> _Exercise description_:
Restate the listing that follows word for word, without its pictures.

_ _ _

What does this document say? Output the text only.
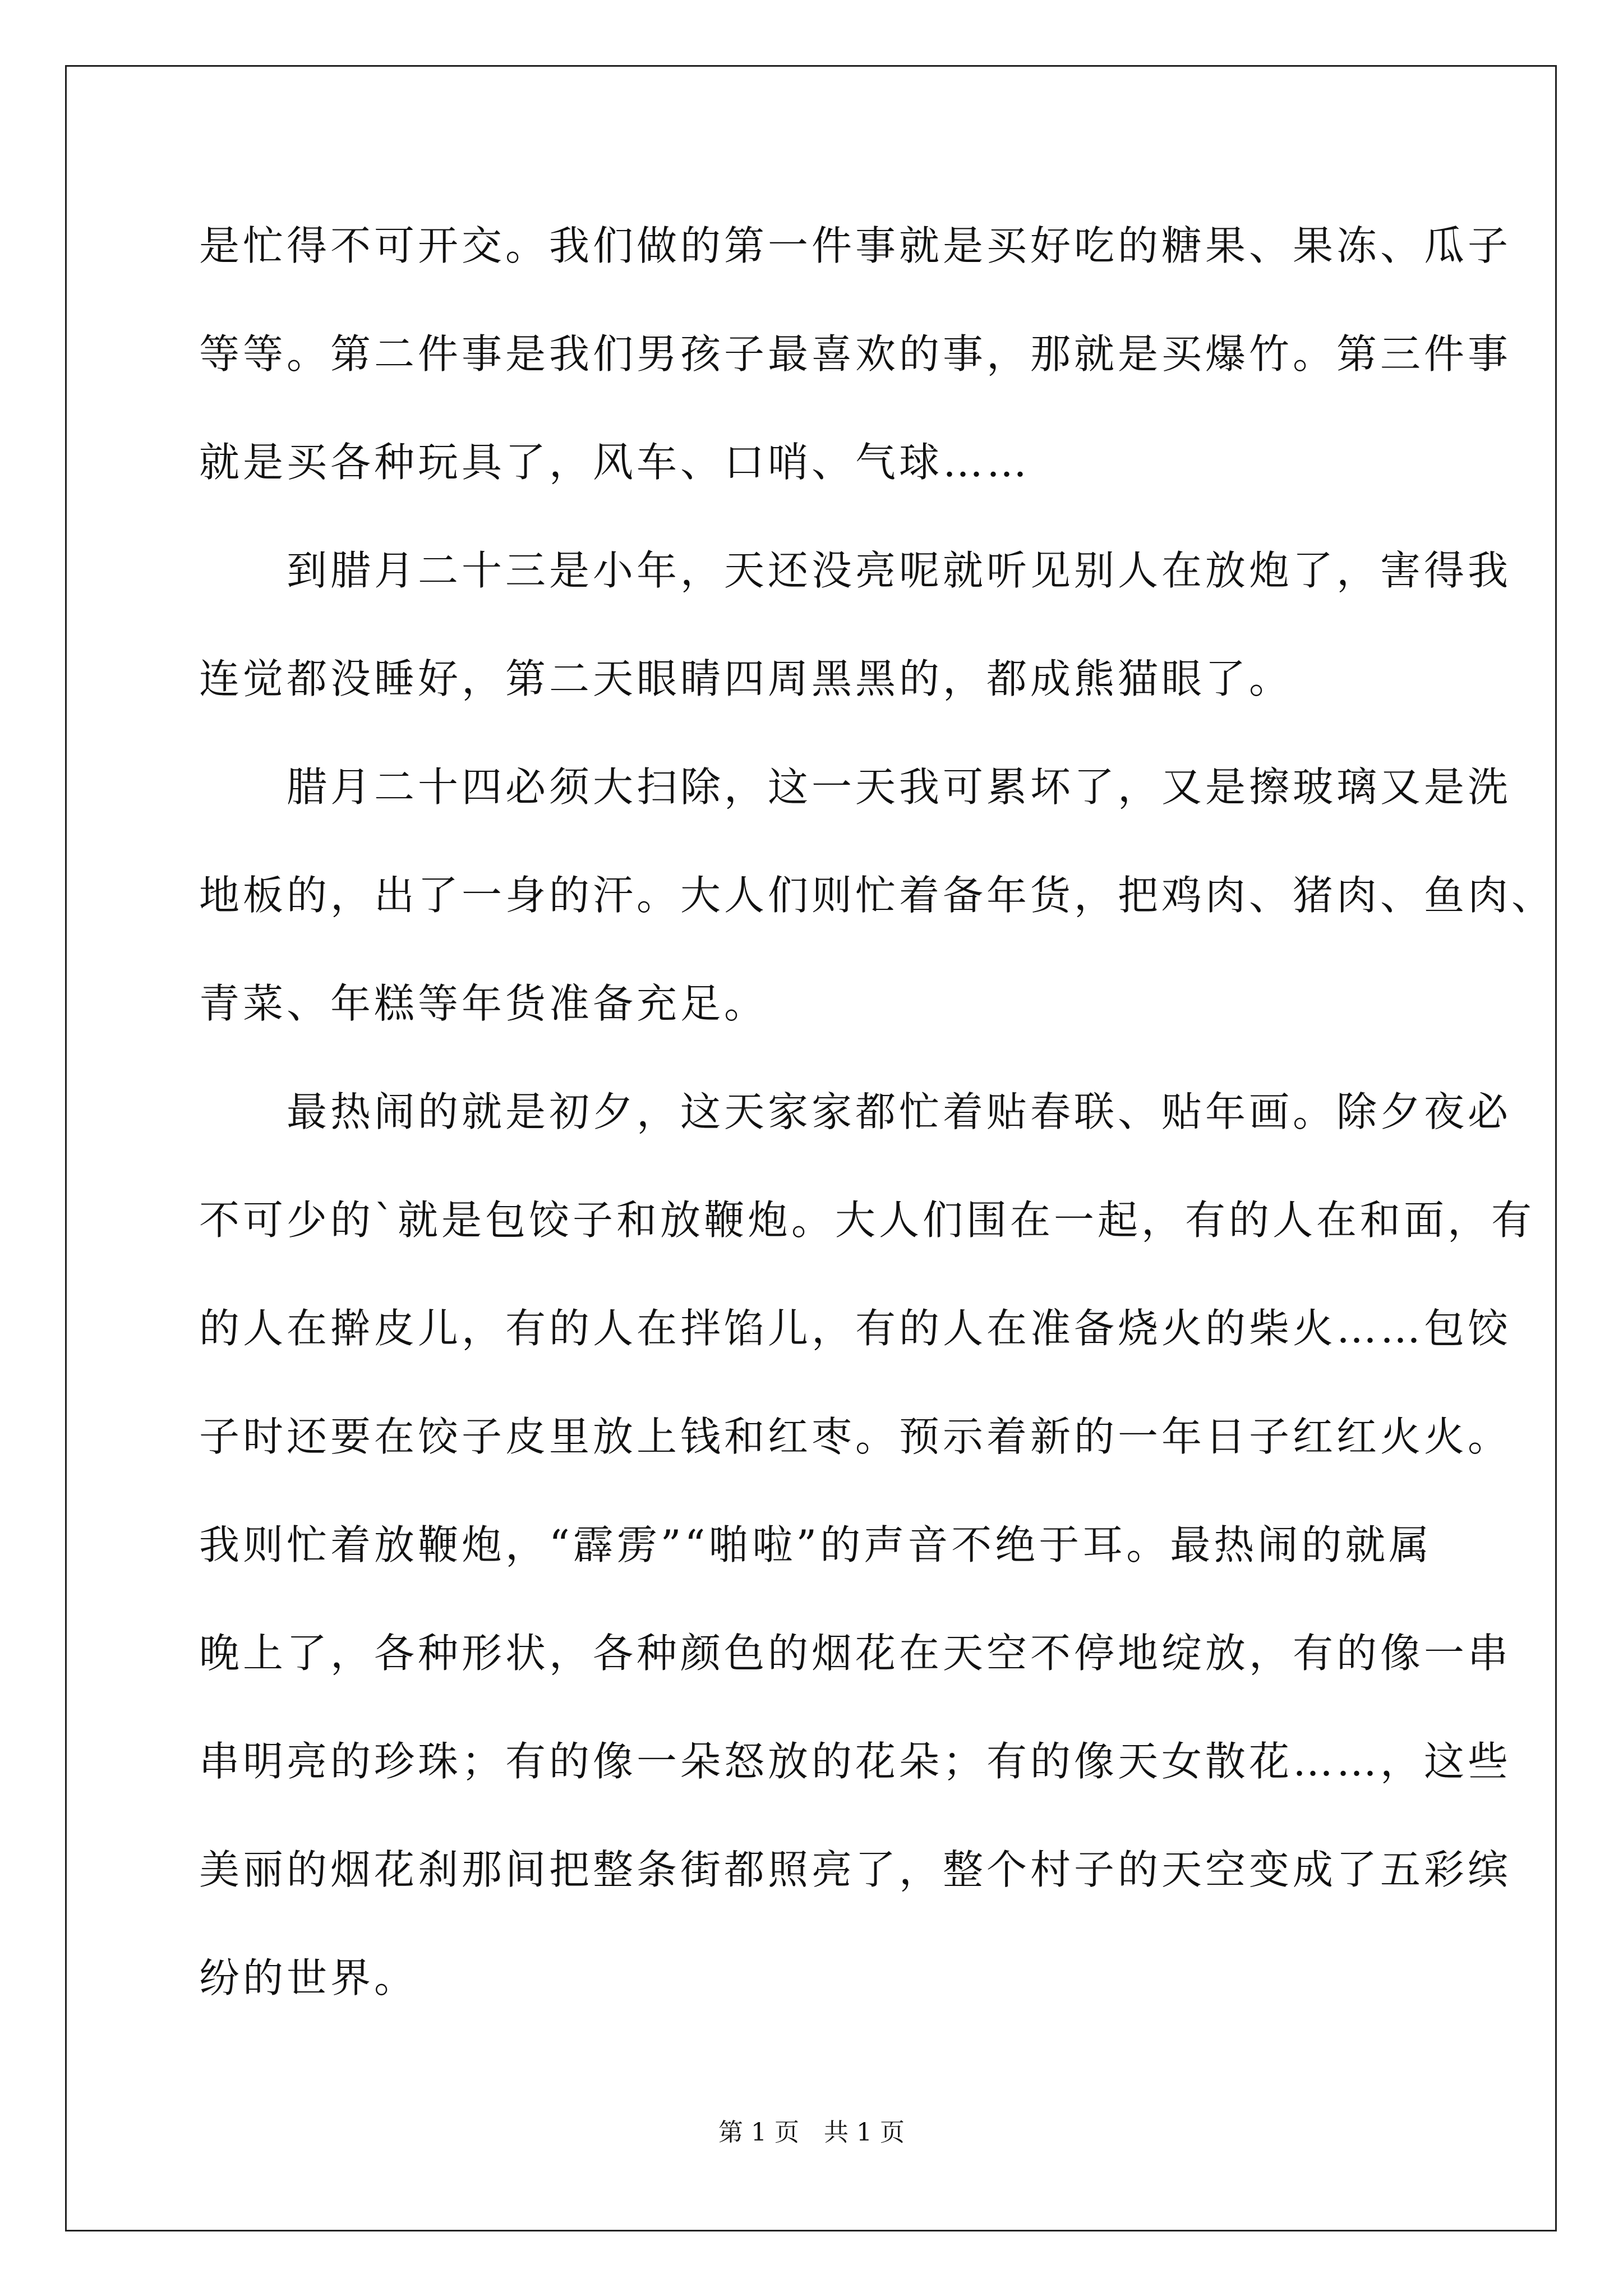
是忙得不可开交。我们做的第一件事就是买好吃的糖果、果冻、瓜子
等等。第二件事是我们男孩子最喜欢的事，那就是买爆竹。第三件事
就是买各种玩具了，风车、口哨、气球……
　　到腊月二十三是小年，天还没亮呢就听见别人在放炮了，害得我
连觉都没睡好，第二天眼睛四周黑黑的，都成熊猫眼了。
　　腊月二十四必须大扫除，这一天我可累坏了，又是擦玻璃又是洗
地板的，出了一身的汗。大人们则忙着备年货，把鸡肉、猪肉、鱼肉、
青菜、年糕等年货准备充足。
　　最热闹的就是初夕，这天家家都忙着贴春联、贴年画。除夕夜必
不可少的`就是包饺子和放鞭炮。大人们围在一起，有的人在和面，有
的人在擀皮儿，有的人在拌馅儿，有的人在准备烧火的柴火……包饺
子时还要在饺子皮里放上钱和红枣。预示着新的一年日子红红火火。
我则忙着放鞭炮，“霹雳”“啪啦”的声音不绝于耳。最热闹的就属
晚上了，各种形状，各种颜色的烟花在天空不停地绽放，有的像一串
串明亮的珍珠；有的像一朵怒放的花朵；有的像天女散花……，这些
美丽的烟花刹那间把整条街都照亮了，整个村子的天空变成了五彩缤
纷的世界。
第 1 页　共 1 页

_ _ _

> _In response_:
What does this document say? Output the text only.
是忙得不可开交。我们做的第一件事就是买好吃的糖果、果冻、瓜子
等等。第二件事是我们男孩子最喜欢的事，那就是买爆竹。第三件事
就是买各种玩具了，风车、口哨、气球……
　　到腊月二十三是小年，天还没亮呢就听见别人在放炮了，害得我
连觉都没睡好，第二天眼睛四周黑黑的，都成熊猫眼了。
　　腊月二十四必须大扫除，这一天我可累坏了，又是擦玻璃又是洗
地板的，出了一身的汗。大人们则忙着备年货，把鸡肉、猪肉、鱼肉、
青菜、年糕等年货准备充足。
　　最热闹的就是初夕，这天家家都忙着贴春联、贴年画。除夕夜必
不可少的`就是包饺子和放鞭炮。大人们围在一起，有的人在和面，有
的人在擀皮儿，有的人在拌馅儿，有的人在准备烧火的柴火……包饺
子时还要在饺子皮里放上钱和红枣。预示着新的一年日子红红火火。
我则忙着放鞭炮，“霹雳”“啪啦”的声音不绝于耳。最热闹的就属
晚上了，各种形状，各种颜色的烟花在天空不停地绽放，有的像一串
串明亮的珍珠；有的像一朵怒放的花朵；有的像天女散花……，这些
美丽的烟花刹那间把整条街都照亮了，整个村子的天空变成了五彩缤
纷的世界。
第 1 页　共 1 页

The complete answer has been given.